*** Opening of RECORDS PROVIDED ***

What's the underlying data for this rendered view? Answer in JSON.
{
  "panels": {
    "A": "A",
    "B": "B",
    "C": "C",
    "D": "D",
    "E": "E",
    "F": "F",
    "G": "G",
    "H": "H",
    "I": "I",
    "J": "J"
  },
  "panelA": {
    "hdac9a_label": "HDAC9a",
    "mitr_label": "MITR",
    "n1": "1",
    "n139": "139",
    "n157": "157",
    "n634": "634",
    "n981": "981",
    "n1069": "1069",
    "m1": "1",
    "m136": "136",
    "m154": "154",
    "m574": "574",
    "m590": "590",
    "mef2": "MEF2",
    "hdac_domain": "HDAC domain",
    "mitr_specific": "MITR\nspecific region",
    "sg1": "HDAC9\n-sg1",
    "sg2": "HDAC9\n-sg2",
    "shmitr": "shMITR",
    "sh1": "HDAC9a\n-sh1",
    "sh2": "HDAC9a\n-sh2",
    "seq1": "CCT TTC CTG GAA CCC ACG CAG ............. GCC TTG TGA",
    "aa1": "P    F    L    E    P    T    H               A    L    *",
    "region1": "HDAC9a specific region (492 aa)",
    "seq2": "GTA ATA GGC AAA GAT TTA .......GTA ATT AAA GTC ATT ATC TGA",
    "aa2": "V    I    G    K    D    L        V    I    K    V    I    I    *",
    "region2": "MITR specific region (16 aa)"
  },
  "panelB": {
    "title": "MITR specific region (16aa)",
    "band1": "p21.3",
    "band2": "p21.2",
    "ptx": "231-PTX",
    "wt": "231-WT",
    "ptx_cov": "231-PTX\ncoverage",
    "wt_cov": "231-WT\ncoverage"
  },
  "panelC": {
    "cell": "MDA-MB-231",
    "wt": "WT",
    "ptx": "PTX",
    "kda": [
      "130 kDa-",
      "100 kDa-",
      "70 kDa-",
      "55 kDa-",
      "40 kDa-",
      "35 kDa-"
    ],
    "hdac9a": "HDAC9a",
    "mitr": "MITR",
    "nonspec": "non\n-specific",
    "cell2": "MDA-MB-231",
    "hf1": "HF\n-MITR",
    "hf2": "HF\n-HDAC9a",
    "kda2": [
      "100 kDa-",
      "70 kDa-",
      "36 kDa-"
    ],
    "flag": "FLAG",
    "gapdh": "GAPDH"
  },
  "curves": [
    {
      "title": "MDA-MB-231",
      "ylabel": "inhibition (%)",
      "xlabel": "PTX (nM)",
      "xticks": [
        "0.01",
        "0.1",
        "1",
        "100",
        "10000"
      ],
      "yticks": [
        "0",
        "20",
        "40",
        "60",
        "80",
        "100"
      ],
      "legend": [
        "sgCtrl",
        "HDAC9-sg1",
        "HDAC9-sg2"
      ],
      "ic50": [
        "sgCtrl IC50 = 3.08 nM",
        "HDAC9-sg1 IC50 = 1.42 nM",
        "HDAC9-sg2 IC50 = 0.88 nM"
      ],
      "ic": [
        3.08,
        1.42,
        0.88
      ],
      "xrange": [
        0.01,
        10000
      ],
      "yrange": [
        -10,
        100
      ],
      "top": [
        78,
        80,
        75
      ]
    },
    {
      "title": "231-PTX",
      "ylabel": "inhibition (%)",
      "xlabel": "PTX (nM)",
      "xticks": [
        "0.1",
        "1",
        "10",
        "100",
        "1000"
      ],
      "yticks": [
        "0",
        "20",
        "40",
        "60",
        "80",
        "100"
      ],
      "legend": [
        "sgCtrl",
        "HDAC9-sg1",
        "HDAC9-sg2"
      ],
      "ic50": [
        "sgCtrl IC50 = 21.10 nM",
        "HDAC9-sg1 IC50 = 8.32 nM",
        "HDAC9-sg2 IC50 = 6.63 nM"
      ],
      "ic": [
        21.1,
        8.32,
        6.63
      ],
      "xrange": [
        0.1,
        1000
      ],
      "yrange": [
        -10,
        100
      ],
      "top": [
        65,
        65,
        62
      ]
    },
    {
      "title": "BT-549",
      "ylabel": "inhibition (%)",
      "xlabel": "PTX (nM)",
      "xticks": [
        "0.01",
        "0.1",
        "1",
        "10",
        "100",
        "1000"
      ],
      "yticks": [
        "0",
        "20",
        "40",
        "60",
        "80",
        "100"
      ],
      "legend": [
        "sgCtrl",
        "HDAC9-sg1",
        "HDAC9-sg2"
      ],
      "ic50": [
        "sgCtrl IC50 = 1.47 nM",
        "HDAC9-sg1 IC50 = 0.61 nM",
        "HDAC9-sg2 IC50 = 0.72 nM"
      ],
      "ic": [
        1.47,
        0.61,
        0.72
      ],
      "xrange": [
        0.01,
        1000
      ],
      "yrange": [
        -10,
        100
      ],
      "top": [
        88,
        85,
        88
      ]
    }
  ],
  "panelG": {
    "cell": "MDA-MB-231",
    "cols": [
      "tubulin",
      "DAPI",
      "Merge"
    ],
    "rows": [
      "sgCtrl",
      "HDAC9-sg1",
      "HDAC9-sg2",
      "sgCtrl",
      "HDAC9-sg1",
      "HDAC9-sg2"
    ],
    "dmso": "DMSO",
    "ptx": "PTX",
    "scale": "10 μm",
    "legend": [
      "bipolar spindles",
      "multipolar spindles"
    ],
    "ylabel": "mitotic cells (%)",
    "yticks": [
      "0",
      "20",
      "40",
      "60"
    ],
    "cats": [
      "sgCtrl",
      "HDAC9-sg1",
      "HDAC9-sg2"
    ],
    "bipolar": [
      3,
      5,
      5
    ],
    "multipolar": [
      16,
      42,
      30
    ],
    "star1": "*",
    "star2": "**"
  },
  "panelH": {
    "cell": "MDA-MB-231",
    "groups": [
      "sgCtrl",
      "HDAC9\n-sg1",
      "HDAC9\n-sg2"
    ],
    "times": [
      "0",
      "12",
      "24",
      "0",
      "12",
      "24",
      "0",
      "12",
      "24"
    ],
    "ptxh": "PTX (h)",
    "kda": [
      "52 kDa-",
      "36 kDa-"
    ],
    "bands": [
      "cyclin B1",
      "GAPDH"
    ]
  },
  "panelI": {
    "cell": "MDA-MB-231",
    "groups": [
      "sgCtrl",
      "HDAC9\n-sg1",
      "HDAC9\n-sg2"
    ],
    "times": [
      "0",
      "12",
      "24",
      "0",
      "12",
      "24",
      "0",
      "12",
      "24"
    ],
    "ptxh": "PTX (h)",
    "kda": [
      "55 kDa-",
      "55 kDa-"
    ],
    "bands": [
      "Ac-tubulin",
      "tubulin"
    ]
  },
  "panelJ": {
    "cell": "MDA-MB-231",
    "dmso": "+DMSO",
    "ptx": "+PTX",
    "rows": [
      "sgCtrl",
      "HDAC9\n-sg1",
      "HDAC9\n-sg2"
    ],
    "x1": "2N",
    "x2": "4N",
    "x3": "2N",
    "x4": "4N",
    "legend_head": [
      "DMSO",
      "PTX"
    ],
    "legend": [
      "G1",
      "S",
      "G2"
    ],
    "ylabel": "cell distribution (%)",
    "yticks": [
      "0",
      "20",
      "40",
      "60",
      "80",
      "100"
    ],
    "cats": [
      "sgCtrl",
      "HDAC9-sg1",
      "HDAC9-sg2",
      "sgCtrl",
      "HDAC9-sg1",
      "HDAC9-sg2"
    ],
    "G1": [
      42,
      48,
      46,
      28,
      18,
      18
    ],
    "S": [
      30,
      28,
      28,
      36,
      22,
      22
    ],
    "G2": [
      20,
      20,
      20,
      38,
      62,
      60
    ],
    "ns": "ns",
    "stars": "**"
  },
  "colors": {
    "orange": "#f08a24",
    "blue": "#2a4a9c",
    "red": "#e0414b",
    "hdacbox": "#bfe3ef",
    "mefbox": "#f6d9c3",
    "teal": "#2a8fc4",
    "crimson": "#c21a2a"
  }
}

*** Close of RECORDS PROVIDED ***

[WHAT THE TASK ASKS]
Read through the lines above and collect those that contain the string "title".

[RESULT OF THIS TASK]
    "title": "MITR specific region (16aa)",
      "title": "MDA-MB-231",
      "title": "231-PTX",
      "title": "BT-549",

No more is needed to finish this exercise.